Written problem: Please restate the following records word for word.

═══ Source data ═══

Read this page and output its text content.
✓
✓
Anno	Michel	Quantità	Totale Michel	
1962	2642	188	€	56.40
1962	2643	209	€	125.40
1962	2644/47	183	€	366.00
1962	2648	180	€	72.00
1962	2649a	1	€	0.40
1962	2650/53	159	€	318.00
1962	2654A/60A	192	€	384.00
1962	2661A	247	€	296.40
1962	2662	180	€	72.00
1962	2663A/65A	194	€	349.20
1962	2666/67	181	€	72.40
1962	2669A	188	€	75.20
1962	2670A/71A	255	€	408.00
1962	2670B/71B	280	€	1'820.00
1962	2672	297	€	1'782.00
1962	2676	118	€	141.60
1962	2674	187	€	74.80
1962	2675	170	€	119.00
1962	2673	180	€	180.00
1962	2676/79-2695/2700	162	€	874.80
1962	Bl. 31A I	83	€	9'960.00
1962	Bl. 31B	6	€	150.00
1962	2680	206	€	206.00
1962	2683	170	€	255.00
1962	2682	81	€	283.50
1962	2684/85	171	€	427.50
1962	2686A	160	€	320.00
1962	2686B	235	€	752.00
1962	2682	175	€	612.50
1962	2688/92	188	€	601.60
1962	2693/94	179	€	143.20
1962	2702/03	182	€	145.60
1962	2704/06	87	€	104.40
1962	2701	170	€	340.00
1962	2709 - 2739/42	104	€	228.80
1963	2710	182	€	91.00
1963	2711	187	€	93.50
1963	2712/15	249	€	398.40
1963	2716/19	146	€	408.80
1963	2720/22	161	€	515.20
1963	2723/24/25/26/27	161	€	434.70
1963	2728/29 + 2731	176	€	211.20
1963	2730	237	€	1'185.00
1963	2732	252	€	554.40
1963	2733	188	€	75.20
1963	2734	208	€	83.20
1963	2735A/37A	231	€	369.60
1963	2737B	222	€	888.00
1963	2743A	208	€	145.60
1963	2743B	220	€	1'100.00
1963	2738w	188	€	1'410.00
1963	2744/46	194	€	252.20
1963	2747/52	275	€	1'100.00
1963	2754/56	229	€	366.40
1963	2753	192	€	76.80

═══

The response:
Read this page and output its text content.
✓
✓
Anno	Michel	Quantità	Totale Michel	
1962	2642	188	€	56.40
1962	2643	209	€	125.40
1962	2644/47	183	€	366.00
1962	2648	180	€	72.00
1962	2649a	1	€	0.40
1962	2650/53	159	€	318.00
1962	2654A/60A	192	€	384.00
1962	2661A	247	€	296.40
1962	2662	180	€	72.00
1962	2663A/65A	194	€	349.20
1962	2666/67	181	€	72.40
1962	2669A	188	€	75.20
1962	2670A/71A	255	€	408.00
1962	2670B/71B	280	€	1'820.00
1962	2672	297	€	1'782.00
1962	2676	118	€	141.60
1962	2674	187	€	74.80
1962	2675	170	€	119.00
1962	2673	180	€	180.00
1962	2676/79-2695/2700	162	€	874.80
1962	Bl. 31A I	83	€	9'960.00
1962	Bl. 31B	6	€	150.00
1962	2680	206	€	206.00
1962	2683	170	€	255.00
1962	2682	81	€	283.50
1962	2684/85	171	€	427.50
1962	2686A	160	€	320.00
1962	2686B	235	€	752.00
1962	2682	175	€	612.50
1962	2688/92	188	€	601.60
1962	2693/94	179	€	143.20
1962	2702/03	182	€	145.60
1962	2704/06	87	€	104.40
1962	2701	170	€	340.00
1962	2709 - 2739/42	104	€	228.80
1963	2710	182	€	91.00
1963	2711	187	€	93.50
1963	2712/15	249	€	398.40
1963	2716/19	146	€	408.80
1963	2720/22	161	€	515.20
1963	2723/24/25/26/27	161	€	434.70
1963	2728/29 + 2731	176	€	211.20
1963	2730	237	€	1'185.00
1963	2732	252	€	554.40
1963	2733	188	€	75.20
1963	2734	208	€	83.20
1963	2735A/37A	231	€	369.60
1963	2737B	222	€	888.00
1963	2743A	208	€	145.60
1963	2743B	220	€	1'100.00
1963	2738w	188	€	1'410.00
1963	2744/46	194	€	252.20
1963	2747/52	275	€	1'100.00
1963	2754/56	229	€	366.40
1963	2753	192	€	76.80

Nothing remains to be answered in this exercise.